__What you need to do__
Quote the listing below in full and exactly as written, but omit every picture.

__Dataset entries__
/---

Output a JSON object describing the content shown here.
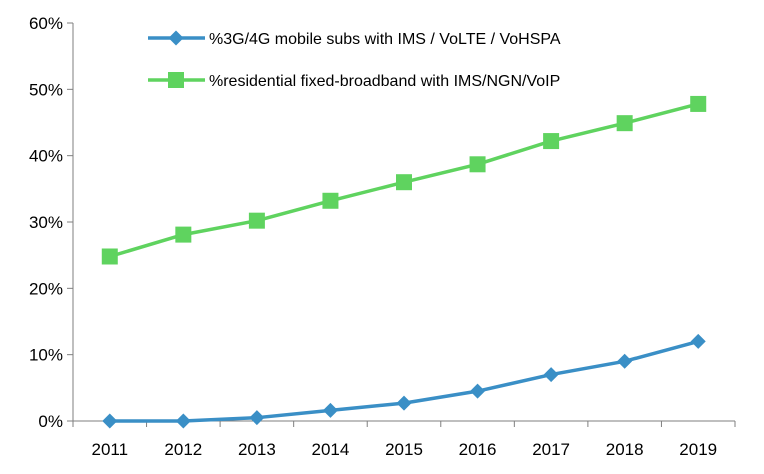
{
  "chart_data": {
    "type": "line",
    "x": [
      "2011",
      "2012",
      "2013",
      "2014",
      "2015",
      "2016",
      "2017",
      "2018",
      "2019"
    ],
    "yticks": [
      "0%",
      "10%",
      "20%",
      "30%",
      "40%",
      "50%",
      "60%"
    ],
    "ylim": [
      0,
      60
    ],
    "y_unit": "%",
    "grid": false,
    "legend_position": "top",
    "series": [
      {
        "name": "%3G/4G mobile subs with IMS / VoLTE / VoHSPA",
        "values": [
          0,
          0,
          0.5,
          1.6,
          2.7,
          4.5,
          7.0,
          9.0,
          12.0
        ],
        "color": "#3a8fc6",
        "marker": "diamond"
      },
      {
        "name": "%residential fixed-broadband with IMS/NGN/VoIP",
        "values": [
          24.8,
          28.1,
          30.2,
          33.2,
          36.0,
          38.7,
          42.2,
          44.9,
          47.8
        ],
        "color": "#5fd35f",
        "marker": "square"
      }
    ]
  }
}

\---

__Written solution__
Output a JSON object describing the content shown here.
{
  "chart_data": {
    "type": "line",
    "x": [
      "2011",
      "2012",
      "2013",
      "2014",
      "2015",
      "2016",
      "2017",
      "2018",
      "2019"
    ],
    "yticks": [
      "0%",
      "10%",
      "20%",
      "30%",
      "40%",
      "50%",
      "60%"
    ],
    "ylim": [
      0,
      60
    ],
    "y_unit": "%",
    "grid": false,
    "legend_position": "top",
    "series": [
      {
        "name": "%3G/4G mobile subs with IMS / VoLTE / VoHSPA",
        "values": [
          0,
          0,
          0.5,
          1.6,
          2.7,
          4.5,
          7.0,
          9.0,
          12.0
        ],
        "color": "#3a8fc6",
        "marker": "diamond"
      },
      {
        "name": "%residential fixed-broadband with IMS/NGN/VoIP",
        "values": [
          24.8,
          28.1,
          30.2,
          33.2,
          36.0,
          38.7,
          42.2,
          44.9,
          47.8
        ],
        "color": "#5fd35f",
        "marker": "square"
      }
    ]
  }
}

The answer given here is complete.